Below are records to repeat exactly. Omit the pictures from the copy.

A block of data
______________________________
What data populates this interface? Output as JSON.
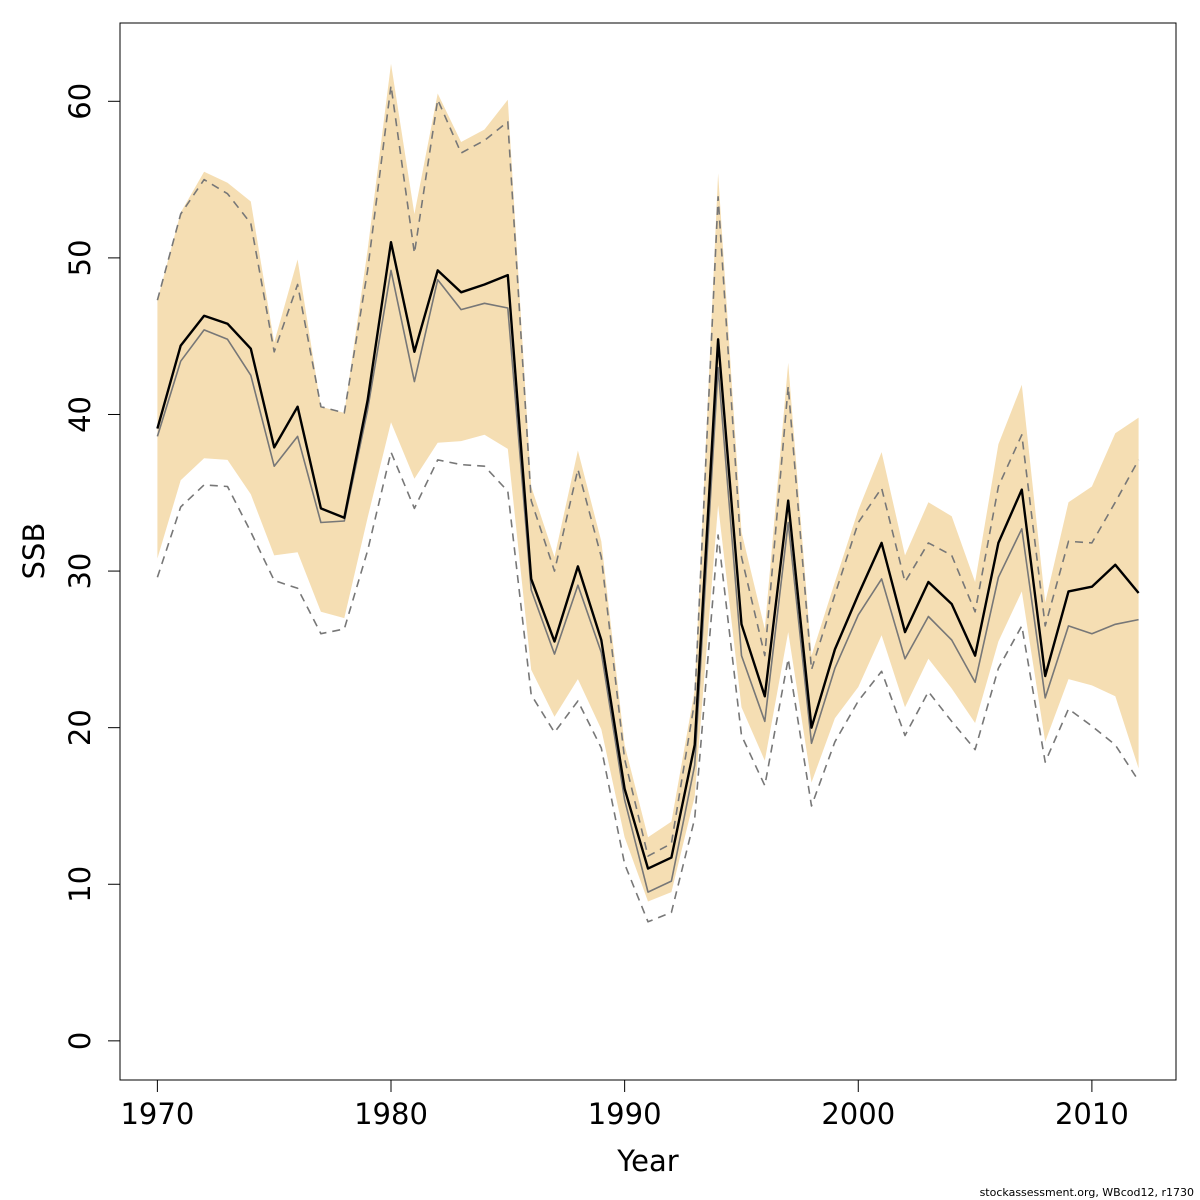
{
  "chart_data": {
    "type": "line",
    "xlabel": "Year",
    "ylabel": "SSB",
    "xlim": [
      1968.4,
      2013.6
    ],
    "ylim": [
      -2.5,
      65
    ],
    "x_ticks": [
      1970,
      1980,
      1990,
      2000,
      2010
    ],
    "y_ticks": [
      0,
      10,
      20,
      30,
      40,
      50,
      60
    ],
    "credit": "stockassessment.org, WBcod12, r1730",
    "band_color": "#f5deb3",
    "years": [
      1970,
      1971,
      1972,
      1973,
      1974,
      1975,
      1976,
      1977,
      1978,
      1979,
      1980,
      1981,
      1982,
      1983,
      1984,
      1985,
      1986,
      1987,
      1988,
      1989,
      1990,
      1991,
      1992,
      1993,
      1994,
      1995,
      1996,
      1997,
      1998,
      1999,
      2000,
      2001,
      2002,
      2003,
      2004,
      2005,
      2006,
      2007,
      2008,
      2009,
      2010,
      2011,
      2012
    ],
    "confidence_band": {
      "upper": [
        47.3,
        52.9,
        55.5,
        54.8,
        53.6,
        44.6,
        49.9,
        40.5,
        40.1,
        50.5,
        62.4,
        52.8,
        60.5,
        57.4,
        58.2,
        60.1,
        35.4,
        30.9,
        37.7,
        31.9,
        18.9,
        13.0,
        14.0,
        22.4,
        55.4,
        32.5,
        26.3,
        43.3,
        24.6,
        29.3,
        33.9,
        37.6,
        31.0,
        34.4,
        33.5,
        29.3,
        38.1,
        41.9,
        28.0,
        34.4,
        35.4,
        38.8,
        39.8
      ],
      "lower": [
        30.8,
        35.8,
        37.2,
        37.1,
        34.9,
        31.0,
        31.2,
        27.4,
        27.0,
        33.4,
        39.5,
        35.9,
        38.2,
        38.3,
        38.7,
        37.8,
        23.7,
        20.7,
        23.1,
        19.9,
        13.0,
        8.9,
        9.5,
        15.6,
        34.2,
        21.3,
        17.9,
        26.1,
        16.5,
        20.6,
        22.6,
        25.9,
        21.3,
        24.4,
        22.5,
        20.3,
        25.5,
        28.7,
        19.1,
        23.1,
        22.7,
        22.0,
        17.4
      ]
    },
    "series": [
      {
        "style": "solid-black-bold",
        "values": [
          39.1,
          44.4,
          46.3,
          45.8,
          44.2,
          37.9,
          40.5,
          34.0,
          33.4,
          40.9,
          51.0,
          44.0,
          49.2,
          47.8,
          48.3,
          48.9,
          29.5,
          25.5,
          30.3,
          25.6,
          16.1,
          11.0,
          11.7,
          18.9,
          44.8,
          26.6,
          22.0,
          34.5,
          20.0,
          25.0,
          28.5,
          31.8,
          26.1,
          29.3,
          27.9,
          24.6,
          31.8,
          35.2,
          23.3,
          28.7,
          29.0,
          30.4,
          28.6
        ]
      },
      {
        "style": "solid-gray-thin",
        "values": [
          38.6,
          43.4,
          45.4,
          44.8,
          42.5,
          36.7,
          38.6,
          33.1,
          33.2,
          40.3,
          49.2,
          42.1,
          48.6,
          46.7,
          47.1,
          46.8,
          28.8,
          24.7,
          29.1,
          24.8,
          15.4,
          9.5,
          10.2,
          17.6,
          43.0,
          24.6,
          20.4,
          33.1,
          19.0,
          23.8,
          27.2,
          29.5,
          24.4,
          27.1,
          25.6,
          22.9,
          29.6,
          32.7,
          21.9,
          26.5,
          26.0,
          26.6,
          26.9
        ]
      },
      {
        "style": "dashed-gray-upper",
        "values": [
          47.3,
          52.8,
          55.0,
          54.1,
          52.2,
          44.0,
          48.3,
          40.5,
          40.1,
          49.2,
          61.0,
          50.3,
          60.1,
          56.7,
          57.5,
          58.7,
          34.5,
          30.0,
          36.5,
          30.9,
          18.0,
          11.8,
          12.6,
          21.7,
          53.9,
          30.9,
          24.6,
          41.8,
          23.7,
          28.5,
          33.1,
          35.3,
          29.3,
          31.8,
          31.0,
          27.4,
          35.4,
          38.7,
          26.5,
          31.9,
          31.8,
          34.4,
          37.1
        ]
      },
      {
        "style": "dashed-gray-lower",
        "values": [
          29.6,
          34.1,
          35.5,
          35.4,
          32.5,
          29.4,
          28.9,
          26.0,
          26.3,
          31.3,
          37.6,
          34.0,
          37.1,
          36.8,
          36.7,
          35.1,
          22.1,
          19.7,
          21.7,
          18.7,
          11.3,
          7.6,
          8.2,
          14.2,
          32.3,
          19.5,
          16.3,
          24.4,
          15.0,
          19.1,
          21.7,
          23.6,
          19.5,
          22.3,
          20.4,
          18.6,
          23.8,
          26.5,
          17.8,
          21.2,
          20.1,
          18.9,
          16.6
        ]
      }
    ]
  }
}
______________________________
Result for this task
What data populates this interface? Output as JSON.
{
  "chart_data": {
    "type": "line",
    "xlabel": "Year",
    "ylabel": "SSB",
    "xlim": [
      1968.4,
      2013.6
    ],
    "ylim": [
      -2.5,
      65
    ],
    "x_ticks": [
      1970,
      1980,
      1990,
      2000,
      2010
    ],
    "y_ticks": [
      0,
      10,
      20,
      30,
      40,
      50,
      60
    ],
    "credit": "stockassessment.org, WBcod12, r1730",
    "band_color": "#f5deb3",
    "years": [
      1970,
      1971,
      1972,
      1973,
      1974,
      1975,
      1976,
      1977,
      1978,
      1979,
      1980,
      1981,
      1982,
      1983,
      1984,
      1985,
      1986,
      1987,
      1988,
      1989,
      1990,
      1991,
      1992,
      1993,
      1994,
      1995,
      1996,
      1997,
      1998,
      1999,
      2000,
      2001,
      2002,
      2003,
      2004,
      2005,
      2006,
      2007,
      2008,
      2009,
      2010,
      2011,
      2012
    ],
    "confidence_band": {
      "upper": [
        47.3,
        52.9,
        55.5,
        54.8,
        53.6,
        44.6,
        49.9,
        40.5,
        40.1,
        50.5,
        62.4,
        52.8,
        60.5,
        57.4,
        58.2,
        60.1,
        35.4,
        30.9,
        37.7,
        31.9,
        18.9,
        13.0,
        14.0,
        22.4,
        55.4,
        32.5,
        26.3,
        43.3,
        24.6,
        29.3,
        33.9,
        37.6,
        31.0,
        34.4,
        33.5,
        29.3,
        38.1,
        41.9,
        28.0,
        34.4,
        35.4,
        38.8,
        39.8
      ],
      "lower": [
        30.8,
        35.8,
        37.2,
        37.1,
        34.9,
        31.0,
        31.2,
        27.4,
        27.0,
        33.4,
        39.5,
        35.9,
        38.2,
        38.3,
        38.7,
        37.8,
        23.7,
        20.7,
        23.1,
        19.9,
        13.0,
        8.9,
        9.5,
        15.6,
        34.2,
        21.3,
        17.9,
        26.1,
        16.5,
        20.6,
        22.6,
        25.9,
        21.3,
        24.4,
        22.5,
        20.3,
        25.5,
        28.7,
        19.1,
        23.1,
        22.7,
        22.0,
        17.4
      ]
    },
    "series": [
      {
        "style": "solid-black-bold",
        "values": [
          39.1,
          44.4,
          46.3,
          45.8,
          44.2,
          37.9,
          40.5,
          34.0,
          33.4,
          40.9,
          51.0,
          44.0,
          49.2,
          47.8,
          48.3,
          48.9,
          29.5,
          25.5,
          30.3,
          25.6,
          16.1,
          11.0,
          11.7,
          18.9,
          44.8,
          26.6,
          22.0,
          34.5,
          20.0,
          25.0,
          28.5,
          31.8,
          26.1,
          29.3,
          27.9,
          24.6,
          31.8,
          35.2,
          23.3,
          28.7,
          29.0,
          30.4,
          28.6
        ]
      },
      {
        "style": "solid-gray-thin",
        "values": [
          38.6,
          43.4,
          45.4,
          44.8,
          42.5,
          36.7,
          38.6,
          33.1,
          33.2,
          40.3,
          49.2,
          42.1,
          48.6,
          46.7,
          47.1,
          46.8,
          28.8,
          24.7,
          29.1,
          24.8,
          15.4,
          9.5,
          10.2,
          17.6,
          43.0,
          24.6,
          20.4,
          33.1,
          19.0,
          23.8,
          27.2,
          29.5,
          24.4,
          27.1,
          25.6,
          22.9,
          29.6,
          32.7,
          21.9,
          26.5,
          26.0,
          26.6,
          26.9
        ]
      },
      {
        "style": "dashed-gray-upper",
        "values": [
          47.3,
          52.8,
          55.0,
          54.1,
          52.2,
          44.0,
          48.3,
          40.5,
          40.1,
          49.2,
          61.0,
          50.3,
          60.1,
          56.7,
          57.5,
          58.7,
          34.5,
          30.0,
          36.5,
          30.9,
          18.0,
          11.8,
          12.6,
          21.7,
          53.9,
          30.9,
          24.6,
          41.8,
          23.7,
          28.5,
          33.1,
          35.3,
          29.3,
          31.8,
          31.0,
          27.4,
          35.4,
          38.7,
          26.5,
          31.9,
          31.8,
          34.4,
          37.1
        ]
      },
      {
        "style": "dashed-gray-lower",
        "values": [
          29.6,
          34.1,
          35.5,
          35.4,
          32.5,
          29.4,
          28.9,
          26.0,
          26.3,
          31.3,
          37.6,
          34.0,
          37.1,
          36.8,
          36.7,
          35.1,
          22.1,
          19.7,
          21.7,
          18.7,
          11.3,
          7.6,
          8.2,
          14.2,
          32.3,
          19.5,
          16.3,
          24.4,
          15.0,
          19.1,
          21.7,
          23.6,
          19.5,
          22.3,
          20.4,
          18.6,
          23.8,
          26.5,
          17.8,
          21.2,
          20.1,
          18.9,
          16.6
        ]
      }
    ]
  }
}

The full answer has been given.